▶ THE TASK
Output the full listing word for word.

::: DATA EXTRACT :::

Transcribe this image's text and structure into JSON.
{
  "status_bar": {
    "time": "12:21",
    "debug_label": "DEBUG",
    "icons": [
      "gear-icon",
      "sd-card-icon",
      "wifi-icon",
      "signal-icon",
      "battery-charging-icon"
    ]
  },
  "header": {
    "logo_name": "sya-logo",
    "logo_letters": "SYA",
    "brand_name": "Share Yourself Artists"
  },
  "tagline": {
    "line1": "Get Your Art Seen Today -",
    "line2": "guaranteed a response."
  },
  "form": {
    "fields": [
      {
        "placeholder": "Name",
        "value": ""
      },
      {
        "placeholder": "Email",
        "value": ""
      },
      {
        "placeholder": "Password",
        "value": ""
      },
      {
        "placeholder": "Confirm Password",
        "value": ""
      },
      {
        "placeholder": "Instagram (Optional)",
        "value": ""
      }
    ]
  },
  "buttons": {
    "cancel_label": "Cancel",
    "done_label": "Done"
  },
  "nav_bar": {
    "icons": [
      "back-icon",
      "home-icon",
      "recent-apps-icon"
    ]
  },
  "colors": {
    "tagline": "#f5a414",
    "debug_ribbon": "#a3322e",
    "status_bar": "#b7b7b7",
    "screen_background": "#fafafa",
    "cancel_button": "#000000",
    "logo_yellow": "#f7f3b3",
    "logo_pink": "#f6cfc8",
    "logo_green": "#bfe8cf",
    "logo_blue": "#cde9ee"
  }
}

:::

▶ EXERCISE ANSWER
Transcribe this image's text and structure into JSON.
{
  "status_bar": {
    "time": "12:21",
    "debug_label": "DEBUG",
    "icons": [
      "gear-icon",
      "sd-card-icon",
      "wifi-icon",
      "signal-icon",
      "battery-charging-icon"
    ]
  },
  "header": {
    "logo_name": "sya-logo",
    "logo_letters": "SYA",
    "brand_name": "Share Yourself Artists"
  },
  "tagline": {
    "line1": "Get Your Art Seen Today -",
    "line2": "guaranteed a response."
  },
  "form": {
    "fields": [
      {
        "placeholder": "Name",
        "value": ""
      },
      {
        "placeholder": "Email",
        "value": ""
      },
      {
        "placeholder": "Password",
        "value": ""
      },
      {
        "placeholder": "Confirm Password",
        "value": ""
      },
      {
        "placeholder": "Instagram (Optional)",
        "value": ""
      }
    ]
  },
  "buttons": {
    "cancel_label": "Cancel",
    "done_label": "Done"
  },
  "nav_bar": {
    "icons": [
      "back-icon",
      "home-icon",
      "recent-apps-icon"
    ]
  },
  "colors": {
    "tagline": "#f5a414",
    "debug_ribbon": "#a3322e",
    "status_bar": "#b7b7b7",
    "screen_background": "#fafafa",
    "cancel_button": "#000000",
    "logo_yellow": "#f7f3b3",
    "logo_pink": "#f6cfc8",
    "logo_green": "#bfe8cf",
    "logo_blue": "#cde9ee"
  }
}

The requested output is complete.